* [WHAT YOU ARE ASKED TO DO]:
Change "prevalent" to "dominant" in the text on the year 455 BC, and write out that text from "Year 455 BC" to "for naming years.".

* [PASSAGE TO READ]:

455 BC in various calendars
- Gregorian calendar: 455 BC CDLV BC
- Ab urbe condita: 299
- Ancient Egypt era: XXVII dynasty, 71
- - Pharaoh: Artaxerxes I of Persia, 11
- Ancient Greek Olympiad (summer): 81st Olympiad, year 2
- Assyrian calendar: 4296
- Balinese saka calendar: N/A
- Bengali calendar: −1048 – −1047
- Berber calendar: 496
- Buddhist calendar: 90
- Burmese calendar: −1092
- Byzantine calendar: 5054–5055
- Chinese calendar: 乙酉年 (Wood Rooster) 2243 or 2036 — to — 丙戌年 (Fire Dog) 2244 or 2037
- Coptic calendar: −738 – −737
- Discordian calendar: 712
- Ethiopian calendar: −462 – −461
- Hebrew calendar: 3306–3307
- - Vikram Samvat: −398 – −397
- - Shaka Samvat: N/A
- - Kali Yuga: 2646–2647
- Holocene calendar: 9546
- Iranian calendar: 1076 BP – 1075 BP
- Islamic calendar: 1109 BH – 1108 BH
- Javanese calendar: N/A
- Julian calendar: N/A
- Korean calendar: 1879
- Minguo calendar: 2366 before ROC 民前2366年
- Nanakshahi calendar: −1922
- Thai solar calendar: 88–89
- Tibetan calendar: ཤིང་མོ་བྱ་ལོ་ (female Wood-Bird) −328 or −709 or −1481 — to — མེ་ཕོ་ཁྱི་ལོ་ (male Fire-Dog) −327 or −708 or −1480

= 455 BC =

Year 455 BC was a year of the pre-Julian Roman calendar. At the time, it was known as the Year of the Consulship of Vaticanus and Cicurinus (or, less frequently, year 299 Ab urbe condita). The denomination 455 BC for this year has been used since the early medieval period, when the Anno Domini calendar era became the prevalent method in Europe for naming years.

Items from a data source
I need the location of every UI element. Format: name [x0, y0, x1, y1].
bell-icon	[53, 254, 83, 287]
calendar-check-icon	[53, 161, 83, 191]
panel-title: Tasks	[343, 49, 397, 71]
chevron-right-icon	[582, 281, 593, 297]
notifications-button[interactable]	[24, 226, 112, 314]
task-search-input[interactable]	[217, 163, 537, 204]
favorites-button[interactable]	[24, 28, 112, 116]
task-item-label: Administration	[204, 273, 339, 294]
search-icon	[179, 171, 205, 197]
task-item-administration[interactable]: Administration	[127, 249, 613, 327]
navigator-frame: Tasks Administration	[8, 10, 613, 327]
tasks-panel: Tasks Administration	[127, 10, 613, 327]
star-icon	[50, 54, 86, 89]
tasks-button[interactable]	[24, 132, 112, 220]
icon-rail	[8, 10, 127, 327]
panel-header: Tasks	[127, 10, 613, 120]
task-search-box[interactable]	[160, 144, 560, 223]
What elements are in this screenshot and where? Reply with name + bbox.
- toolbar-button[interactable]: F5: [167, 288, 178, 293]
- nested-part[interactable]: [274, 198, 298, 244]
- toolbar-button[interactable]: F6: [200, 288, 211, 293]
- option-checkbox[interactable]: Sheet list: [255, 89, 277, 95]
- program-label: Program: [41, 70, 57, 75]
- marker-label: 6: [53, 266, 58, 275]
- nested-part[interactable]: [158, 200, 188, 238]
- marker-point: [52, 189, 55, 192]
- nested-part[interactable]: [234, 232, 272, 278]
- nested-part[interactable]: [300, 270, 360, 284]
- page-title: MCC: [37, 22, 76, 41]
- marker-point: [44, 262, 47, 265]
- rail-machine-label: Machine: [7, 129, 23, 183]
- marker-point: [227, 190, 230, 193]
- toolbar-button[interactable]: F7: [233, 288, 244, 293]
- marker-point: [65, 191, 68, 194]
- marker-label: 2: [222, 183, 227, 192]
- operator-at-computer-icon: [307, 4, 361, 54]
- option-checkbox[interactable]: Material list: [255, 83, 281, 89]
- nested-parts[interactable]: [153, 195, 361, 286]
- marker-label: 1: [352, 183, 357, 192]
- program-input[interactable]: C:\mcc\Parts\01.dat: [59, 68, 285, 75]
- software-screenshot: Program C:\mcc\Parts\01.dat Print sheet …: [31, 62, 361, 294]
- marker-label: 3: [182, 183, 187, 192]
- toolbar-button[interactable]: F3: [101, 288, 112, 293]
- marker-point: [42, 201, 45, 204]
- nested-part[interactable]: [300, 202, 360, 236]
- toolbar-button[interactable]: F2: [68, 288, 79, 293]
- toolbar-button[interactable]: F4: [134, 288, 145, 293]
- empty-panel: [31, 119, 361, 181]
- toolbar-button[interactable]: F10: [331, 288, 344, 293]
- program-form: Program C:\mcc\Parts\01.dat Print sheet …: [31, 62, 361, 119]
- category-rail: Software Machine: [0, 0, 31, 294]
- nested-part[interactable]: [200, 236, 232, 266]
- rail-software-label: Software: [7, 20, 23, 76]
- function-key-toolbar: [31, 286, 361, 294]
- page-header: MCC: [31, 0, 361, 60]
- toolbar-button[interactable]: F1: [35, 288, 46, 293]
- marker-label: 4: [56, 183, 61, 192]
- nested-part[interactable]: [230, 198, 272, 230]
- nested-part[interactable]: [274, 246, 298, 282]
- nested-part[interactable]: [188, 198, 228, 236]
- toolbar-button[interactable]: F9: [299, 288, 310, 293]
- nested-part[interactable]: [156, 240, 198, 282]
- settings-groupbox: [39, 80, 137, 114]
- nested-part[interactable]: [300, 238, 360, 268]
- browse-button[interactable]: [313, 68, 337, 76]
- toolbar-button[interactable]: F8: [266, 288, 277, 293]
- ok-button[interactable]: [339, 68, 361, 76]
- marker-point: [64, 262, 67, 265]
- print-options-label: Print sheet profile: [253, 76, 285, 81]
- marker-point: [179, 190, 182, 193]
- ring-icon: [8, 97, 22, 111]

* [WRITTEN SOLUTION]:
Year 455 BC was a year of the pre-Julian Roman calendar. At the time, it was known as the Year of the Consulship of Vaticanus and Cicurinus (or, less frequently, year 299 Ab urbe condita). The denomination 455 BC for this year has been used since the early medieval period, when the Anno Domini calendar era became the dominant method in Europe for naming years.